** start **

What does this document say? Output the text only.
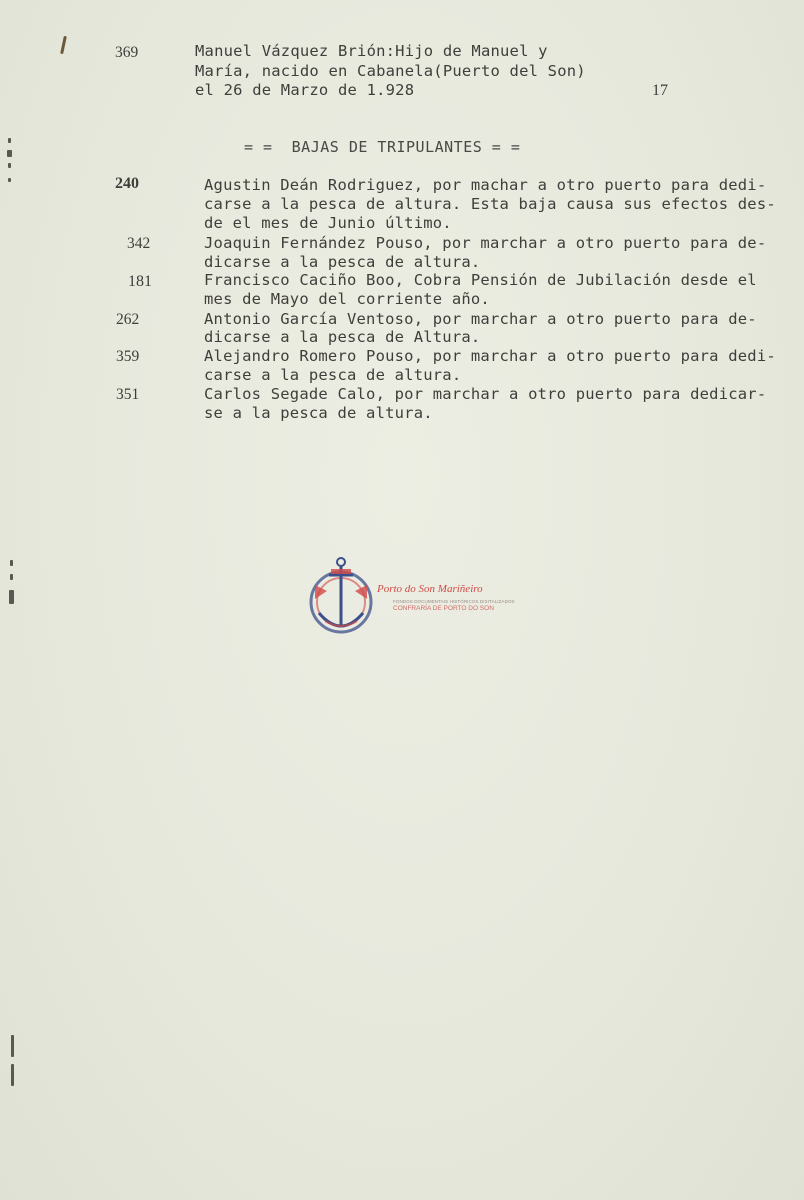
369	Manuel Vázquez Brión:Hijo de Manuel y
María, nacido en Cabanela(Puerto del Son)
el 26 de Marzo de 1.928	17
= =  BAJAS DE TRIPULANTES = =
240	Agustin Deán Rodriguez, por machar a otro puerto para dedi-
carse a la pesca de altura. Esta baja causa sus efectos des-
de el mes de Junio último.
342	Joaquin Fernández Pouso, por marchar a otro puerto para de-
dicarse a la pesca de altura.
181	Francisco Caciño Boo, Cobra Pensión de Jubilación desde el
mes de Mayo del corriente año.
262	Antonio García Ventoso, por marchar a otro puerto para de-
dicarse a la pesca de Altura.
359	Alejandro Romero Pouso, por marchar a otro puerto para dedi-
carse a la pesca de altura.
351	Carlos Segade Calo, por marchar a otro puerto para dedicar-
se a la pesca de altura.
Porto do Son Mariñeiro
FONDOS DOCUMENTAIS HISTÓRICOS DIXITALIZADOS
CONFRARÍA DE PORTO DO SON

** end **
** start **

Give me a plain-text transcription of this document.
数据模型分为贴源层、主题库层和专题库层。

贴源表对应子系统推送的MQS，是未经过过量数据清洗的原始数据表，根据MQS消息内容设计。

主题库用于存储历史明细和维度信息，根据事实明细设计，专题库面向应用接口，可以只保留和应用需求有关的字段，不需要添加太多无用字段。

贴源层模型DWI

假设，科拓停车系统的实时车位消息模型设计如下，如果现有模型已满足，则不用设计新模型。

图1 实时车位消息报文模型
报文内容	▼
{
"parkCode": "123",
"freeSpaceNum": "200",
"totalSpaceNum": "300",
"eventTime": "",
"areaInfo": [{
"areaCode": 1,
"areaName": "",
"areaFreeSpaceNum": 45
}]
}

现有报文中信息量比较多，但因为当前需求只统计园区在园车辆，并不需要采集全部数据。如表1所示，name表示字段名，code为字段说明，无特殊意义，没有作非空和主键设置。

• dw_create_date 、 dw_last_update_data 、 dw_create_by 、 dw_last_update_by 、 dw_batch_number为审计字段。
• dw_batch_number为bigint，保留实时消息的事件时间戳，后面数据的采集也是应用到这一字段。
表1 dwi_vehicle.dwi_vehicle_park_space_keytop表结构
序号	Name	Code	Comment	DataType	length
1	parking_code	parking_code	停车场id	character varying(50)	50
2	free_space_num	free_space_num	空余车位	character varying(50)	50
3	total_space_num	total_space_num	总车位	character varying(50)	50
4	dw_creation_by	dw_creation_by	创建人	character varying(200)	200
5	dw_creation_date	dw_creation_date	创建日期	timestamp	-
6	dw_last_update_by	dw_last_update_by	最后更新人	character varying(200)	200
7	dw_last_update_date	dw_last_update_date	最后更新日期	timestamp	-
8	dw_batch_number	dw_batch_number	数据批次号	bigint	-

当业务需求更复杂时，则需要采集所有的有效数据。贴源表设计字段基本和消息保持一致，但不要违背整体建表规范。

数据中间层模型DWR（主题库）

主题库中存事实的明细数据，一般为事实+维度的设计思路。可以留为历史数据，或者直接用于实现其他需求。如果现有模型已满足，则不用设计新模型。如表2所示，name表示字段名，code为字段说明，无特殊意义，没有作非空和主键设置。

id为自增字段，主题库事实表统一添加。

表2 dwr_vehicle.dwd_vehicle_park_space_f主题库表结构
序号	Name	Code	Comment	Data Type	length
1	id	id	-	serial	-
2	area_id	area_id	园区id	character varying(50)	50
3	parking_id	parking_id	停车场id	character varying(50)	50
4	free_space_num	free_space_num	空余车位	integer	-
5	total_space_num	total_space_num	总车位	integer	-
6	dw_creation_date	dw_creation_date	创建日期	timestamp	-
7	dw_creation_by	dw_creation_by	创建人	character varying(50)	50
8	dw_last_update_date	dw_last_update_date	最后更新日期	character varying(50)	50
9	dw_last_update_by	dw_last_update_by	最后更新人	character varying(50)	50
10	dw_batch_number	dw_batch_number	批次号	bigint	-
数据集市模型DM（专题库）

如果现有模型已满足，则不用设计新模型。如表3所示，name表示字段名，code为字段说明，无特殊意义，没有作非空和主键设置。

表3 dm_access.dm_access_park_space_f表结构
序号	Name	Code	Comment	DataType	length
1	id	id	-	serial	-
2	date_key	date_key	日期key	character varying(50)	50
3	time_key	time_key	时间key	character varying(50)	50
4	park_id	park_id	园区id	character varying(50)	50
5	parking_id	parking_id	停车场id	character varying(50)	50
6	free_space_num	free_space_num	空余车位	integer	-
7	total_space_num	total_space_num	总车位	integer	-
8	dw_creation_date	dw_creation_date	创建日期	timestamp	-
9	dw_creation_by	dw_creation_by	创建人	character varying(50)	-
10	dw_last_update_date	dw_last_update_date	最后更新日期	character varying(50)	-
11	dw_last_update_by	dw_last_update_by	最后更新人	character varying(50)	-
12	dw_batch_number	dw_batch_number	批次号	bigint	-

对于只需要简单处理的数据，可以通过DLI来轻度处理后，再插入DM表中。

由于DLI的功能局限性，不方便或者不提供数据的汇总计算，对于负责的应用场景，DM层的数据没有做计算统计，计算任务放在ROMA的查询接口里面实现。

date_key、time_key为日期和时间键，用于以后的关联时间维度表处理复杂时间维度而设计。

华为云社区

** end **
** start **

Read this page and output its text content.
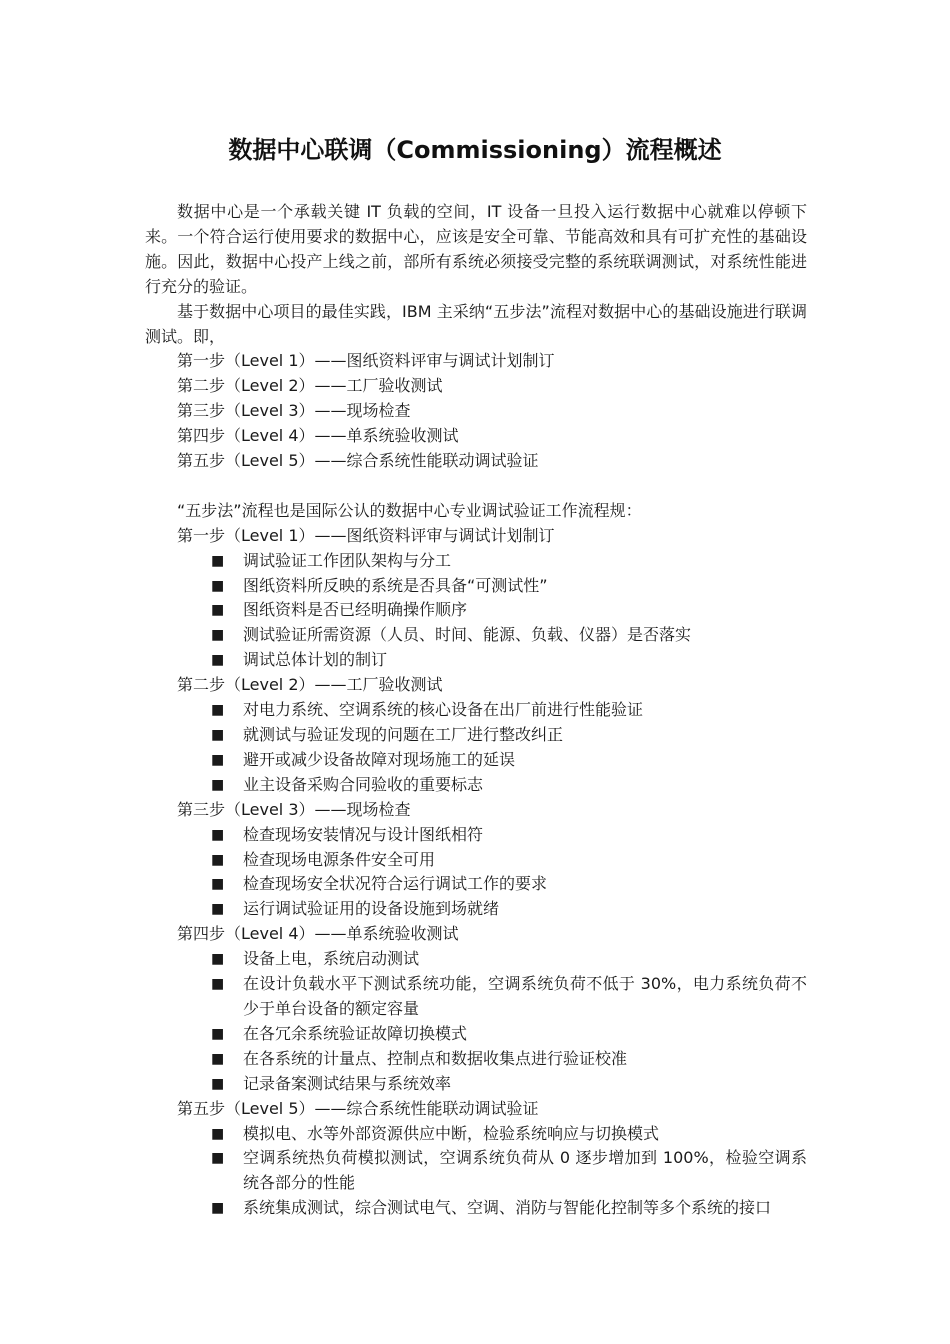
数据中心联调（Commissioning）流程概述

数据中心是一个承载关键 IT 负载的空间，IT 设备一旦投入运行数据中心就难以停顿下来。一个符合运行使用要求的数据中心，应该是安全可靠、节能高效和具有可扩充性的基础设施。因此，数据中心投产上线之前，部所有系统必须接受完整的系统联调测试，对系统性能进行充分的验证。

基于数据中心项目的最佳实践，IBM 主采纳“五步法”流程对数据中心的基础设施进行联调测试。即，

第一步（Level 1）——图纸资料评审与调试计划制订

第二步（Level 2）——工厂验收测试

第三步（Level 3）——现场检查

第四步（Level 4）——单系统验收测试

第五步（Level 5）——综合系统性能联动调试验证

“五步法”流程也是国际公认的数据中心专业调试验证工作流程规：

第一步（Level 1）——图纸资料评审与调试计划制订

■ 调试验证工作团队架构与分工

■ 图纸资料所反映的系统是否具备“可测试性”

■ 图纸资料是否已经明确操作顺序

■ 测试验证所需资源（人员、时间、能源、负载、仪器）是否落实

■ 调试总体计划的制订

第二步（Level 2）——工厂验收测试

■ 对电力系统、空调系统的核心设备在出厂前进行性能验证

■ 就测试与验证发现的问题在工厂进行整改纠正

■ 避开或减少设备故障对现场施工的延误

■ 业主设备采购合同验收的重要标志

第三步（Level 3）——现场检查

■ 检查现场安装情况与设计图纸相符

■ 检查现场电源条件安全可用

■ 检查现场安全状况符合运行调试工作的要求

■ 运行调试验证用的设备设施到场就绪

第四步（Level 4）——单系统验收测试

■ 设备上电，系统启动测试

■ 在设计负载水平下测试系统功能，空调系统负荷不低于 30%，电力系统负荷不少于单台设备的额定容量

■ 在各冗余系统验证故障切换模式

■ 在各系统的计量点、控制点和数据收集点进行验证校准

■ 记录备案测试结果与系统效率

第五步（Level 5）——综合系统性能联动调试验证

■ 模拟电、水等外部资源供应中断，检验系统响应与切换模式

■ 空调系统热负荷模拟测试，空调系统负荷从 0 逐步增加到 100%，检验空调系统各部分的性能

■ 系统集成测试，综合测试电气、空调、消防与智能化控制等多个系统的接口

** end **

YOUR TASK. Identify each line in the records above that contains the word "Pouso", and copy it out in full.

RESULT FOR THIS EXERCISE.
342	Joaquin Fernández Pouso, por marchar a otro puerto para de-
359	Alejandro Romero Pouso, por marchar a otro puerto para dedi-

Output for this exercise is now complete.